What is needed:
Determine the number of lines in the data that include the word "academic", and write only that number.

Supplied data:
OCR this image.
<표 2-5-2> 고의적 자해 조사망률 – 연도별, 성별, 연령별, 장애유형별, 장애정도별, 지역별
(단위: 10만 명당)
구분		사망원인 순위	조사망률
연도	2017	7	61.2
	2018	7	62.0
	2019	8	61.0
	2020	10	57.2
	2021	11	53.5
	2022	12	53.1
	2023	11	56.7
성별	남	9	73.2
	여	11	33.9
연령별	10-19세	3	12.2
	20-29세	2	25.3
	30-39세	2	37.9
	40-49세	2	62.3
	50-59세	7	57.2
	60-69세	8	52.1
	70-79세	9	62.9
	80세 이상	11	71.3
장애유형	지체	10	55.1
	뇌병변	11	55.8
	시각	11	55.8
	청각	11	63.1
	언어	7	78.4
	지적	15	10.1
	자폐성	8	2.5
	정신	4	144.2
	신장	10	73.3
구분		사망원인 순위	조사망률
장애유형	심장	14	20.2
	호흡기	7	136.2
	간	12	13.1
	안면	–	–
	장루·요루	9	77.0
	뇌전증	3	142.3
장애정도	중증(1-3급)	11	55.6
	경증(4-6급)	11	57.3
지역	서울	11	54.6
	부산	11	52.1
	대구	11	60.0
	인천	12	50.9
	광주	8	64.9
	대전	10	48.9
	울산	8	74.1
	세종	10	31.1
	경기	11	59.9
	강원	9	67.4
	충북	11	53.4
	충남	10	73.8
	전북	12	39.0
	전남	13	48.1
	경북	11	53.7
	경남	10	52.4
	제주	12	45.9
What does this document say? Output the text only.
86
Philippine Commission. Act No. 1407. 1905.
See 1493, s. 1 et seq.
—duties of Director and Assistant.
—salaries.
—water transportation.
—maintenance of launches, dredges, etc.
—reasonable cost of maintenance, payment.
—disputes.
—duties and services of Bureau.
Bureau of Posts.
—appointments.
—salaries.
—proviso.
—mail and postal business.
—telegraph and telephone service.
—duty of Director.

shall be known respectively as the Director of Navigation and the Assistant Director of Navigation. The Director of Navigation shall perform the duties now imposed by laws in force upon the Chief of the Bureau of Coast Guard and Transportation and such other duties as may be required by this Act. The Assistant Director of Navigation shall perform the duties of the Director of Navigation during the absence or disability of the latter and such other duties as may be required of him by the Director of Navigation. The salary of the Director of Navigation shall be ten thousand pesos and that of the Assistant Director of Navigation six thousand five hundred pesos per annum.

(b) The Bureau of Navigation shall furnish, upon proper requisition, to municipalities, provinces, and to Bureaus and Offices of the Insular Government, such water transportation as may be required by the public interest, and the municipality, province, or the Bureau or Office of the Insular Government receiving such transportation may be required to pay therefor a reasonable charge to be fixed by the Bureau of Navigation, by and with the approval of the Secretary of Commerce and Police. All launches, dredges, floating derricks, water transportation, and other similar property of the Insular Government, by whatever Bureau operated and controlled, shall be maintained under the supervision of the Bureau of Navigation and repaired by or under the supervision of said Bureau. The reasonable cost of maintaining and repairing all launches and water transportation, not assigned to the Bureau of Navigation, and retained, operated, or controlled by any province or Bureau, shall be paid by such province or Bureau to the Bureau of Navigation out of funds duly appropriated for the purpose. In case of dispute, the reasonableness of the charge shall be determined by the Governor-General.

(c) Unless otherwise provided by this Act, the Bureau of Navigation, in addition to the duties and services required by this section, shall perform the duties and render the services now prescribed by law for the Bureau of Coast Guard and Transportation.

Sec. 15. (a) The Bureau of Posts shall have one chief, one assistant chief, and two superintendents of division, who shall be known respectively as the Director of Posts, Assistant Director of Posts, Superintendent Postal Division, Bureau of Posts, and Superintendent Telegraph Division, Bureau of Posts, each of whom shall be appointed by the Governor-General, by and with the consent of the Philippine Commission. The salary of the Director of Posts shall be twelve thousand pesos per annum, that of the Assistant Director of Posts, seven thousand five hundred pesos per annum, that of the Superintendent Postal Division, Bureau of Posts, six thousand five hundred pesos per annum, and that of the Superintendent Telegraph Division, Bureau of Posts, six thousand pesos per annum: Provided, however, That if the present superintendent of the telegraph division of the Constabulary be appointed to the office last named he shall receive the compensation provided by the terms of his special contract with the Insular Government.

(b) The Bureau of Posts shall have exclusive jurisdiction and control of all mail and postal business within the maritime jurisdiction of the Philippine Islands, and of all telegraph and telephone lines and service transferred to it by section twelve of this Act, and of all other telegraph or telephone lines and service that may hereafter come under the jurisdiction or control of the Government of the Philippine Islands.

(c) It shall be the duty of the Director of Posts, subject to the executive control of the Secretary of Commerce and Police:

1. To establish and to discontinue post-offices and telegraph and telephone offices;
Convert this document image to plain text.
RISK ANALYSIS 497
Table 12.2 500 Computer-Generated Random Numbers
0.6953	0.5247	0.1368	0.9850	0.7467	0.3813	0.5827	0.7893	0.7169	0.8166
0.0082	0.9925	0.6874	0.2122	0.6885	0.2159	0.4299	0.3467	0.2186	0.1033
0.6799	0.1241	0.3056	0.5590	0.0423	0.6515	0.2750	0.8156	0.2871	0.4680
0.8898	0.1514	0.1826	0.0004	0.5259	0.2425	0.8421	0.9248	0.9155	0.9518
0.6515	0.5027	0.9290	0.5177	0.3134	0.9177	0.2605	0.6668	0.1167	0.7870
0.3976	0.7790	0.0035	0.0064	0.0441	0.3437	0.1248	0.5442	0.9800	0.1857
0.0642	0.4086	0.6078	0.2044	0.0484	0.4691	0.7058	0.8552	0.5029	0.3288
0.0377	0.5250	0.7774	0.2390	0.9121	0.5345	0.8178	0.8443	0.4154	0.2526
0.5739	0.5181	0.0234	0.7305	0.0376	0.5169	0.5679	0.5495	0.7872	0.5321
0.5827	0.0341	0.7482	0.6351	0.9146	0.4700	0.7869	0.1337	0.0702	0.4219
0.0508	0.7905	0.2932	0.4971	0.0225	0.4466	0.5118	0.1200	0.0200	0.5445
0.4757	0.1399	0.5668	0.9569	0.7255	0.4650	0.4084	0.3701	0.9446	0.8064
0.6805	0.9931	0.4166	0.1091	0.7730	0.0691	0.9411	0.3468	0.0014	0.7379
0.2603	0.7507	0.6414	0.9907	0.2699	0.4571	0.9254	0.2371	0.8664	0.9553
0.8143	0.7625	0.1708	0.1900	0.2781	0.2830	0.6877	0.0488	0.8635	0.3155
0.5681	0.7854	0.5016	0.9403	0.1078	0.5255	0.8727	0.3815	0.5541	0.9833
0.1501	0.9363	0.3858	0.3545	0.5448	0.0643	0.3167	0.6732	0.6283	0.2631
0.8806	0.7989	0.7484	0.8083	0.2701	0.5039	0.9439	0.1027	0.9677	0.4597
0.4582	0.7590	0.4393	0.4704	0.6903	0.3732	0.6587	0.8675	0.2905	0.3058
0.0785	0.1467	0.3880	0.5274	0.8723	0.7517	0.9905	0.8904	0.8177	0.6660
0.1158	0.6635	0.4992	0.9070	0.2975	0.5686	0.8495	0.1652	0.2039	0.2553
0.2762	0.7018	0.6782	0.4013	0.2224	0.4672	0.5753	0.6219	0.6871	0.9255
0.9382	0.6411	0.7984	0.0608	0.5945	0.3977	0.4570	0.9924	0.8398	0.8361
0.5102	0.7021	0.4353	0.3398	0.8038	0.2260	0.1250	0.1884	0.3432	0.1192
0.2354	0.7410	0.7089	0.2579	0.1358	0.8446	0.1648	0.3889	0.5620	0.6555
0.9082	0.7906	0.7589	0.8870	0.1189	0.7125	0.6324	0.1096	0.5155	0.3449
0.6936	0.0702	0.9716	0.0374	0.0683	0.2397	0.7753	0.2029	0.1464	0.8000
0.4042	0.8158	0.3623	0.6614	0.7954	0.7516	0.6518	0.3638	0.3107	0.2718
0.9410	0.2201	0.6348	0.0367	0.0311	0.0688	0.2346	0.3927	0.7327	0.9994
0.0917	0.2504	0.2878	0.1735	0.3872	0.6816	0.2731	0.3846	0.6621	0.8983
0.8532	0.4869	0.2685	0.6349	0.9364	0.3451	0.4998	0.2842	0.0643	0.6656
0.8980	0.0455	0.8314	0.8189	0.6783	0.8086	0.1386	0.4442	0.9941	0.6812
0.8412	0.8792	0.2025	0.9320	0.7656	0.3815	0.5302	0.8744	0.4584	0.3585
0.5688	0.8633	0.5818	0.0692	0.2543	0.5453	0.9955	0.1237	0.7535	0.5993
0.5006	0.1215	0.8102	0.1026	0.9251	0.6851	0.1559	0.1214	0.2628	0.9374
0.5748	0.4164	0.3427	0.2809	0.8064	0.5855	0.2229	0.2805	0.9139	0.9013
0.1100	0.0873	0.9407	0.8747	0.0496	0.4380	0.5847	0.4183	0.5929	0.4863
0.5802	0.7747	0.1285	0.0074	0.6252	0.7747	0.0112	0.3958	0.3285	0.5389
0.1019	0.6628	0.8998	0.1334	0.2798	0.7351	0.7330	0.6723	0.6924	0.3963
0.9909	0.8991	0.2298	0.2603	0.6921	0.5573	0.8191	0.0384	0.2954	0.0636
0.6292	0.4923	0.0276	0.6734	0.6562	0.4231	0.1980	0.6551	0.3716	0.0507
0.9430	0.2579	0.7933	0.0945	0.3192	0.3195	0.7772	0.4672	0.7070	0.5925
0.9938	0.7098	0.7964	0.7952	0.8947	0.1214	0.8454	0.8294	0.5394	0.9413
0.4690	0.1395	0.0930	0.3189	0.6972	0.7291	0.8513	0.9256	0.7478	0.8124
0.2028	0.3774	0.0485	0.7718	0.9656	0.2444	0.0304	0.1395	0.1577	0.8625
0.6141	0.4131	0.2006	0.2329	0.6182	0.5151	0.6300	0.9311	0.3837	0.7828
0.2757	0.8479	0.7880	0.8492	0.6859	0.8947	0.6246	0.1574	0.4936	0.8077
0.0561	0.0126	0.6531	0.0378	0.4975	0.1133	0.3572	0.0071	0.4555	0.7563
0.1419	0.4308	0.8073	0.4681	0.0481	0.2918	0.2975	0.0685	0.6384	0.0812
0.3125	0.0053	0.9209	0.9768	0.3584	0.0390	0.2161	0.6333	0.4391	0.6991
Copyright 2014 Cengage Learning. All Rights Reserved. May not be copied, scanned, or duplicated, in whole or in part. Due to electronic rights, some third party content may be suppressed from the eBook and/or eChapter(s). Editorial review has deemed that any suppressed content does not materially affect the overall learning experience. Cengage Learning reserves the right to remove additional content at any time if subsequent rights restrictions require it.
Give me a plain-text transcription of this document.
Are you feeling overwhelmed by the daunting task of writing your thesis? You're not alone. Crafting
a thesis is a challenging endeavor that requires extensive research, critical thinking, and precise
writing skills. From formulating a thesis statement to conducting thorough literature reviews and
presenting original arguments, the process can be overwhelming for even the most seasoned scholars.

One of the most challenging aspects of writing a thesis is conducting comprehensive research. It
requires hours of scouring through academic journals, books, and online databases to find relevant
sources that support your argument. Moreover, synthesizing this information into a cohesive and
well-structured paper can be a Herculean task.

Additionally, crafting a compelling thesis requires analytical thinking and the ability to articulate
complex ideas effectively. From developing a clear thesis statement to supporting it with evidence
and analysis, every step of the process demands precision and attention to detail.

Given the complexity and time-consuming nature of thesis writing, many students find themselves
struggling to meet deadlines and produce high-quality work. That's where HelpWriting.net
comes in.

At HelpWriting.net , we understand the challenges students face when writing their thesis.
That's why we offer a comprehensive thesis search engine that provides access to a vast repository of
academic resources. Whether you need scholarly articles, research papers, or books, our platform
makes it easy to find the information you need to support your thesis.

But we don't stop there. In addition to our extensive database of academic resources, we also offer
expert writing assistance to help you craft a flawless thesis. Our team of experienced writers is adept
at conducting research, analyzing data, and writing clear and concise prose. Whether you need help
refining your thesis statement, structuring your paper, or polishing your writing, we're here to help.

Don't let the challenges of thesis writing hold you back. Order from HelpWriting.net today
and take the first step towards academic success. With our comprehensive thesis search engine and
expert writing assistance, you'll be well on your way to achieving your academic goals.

Result below:
5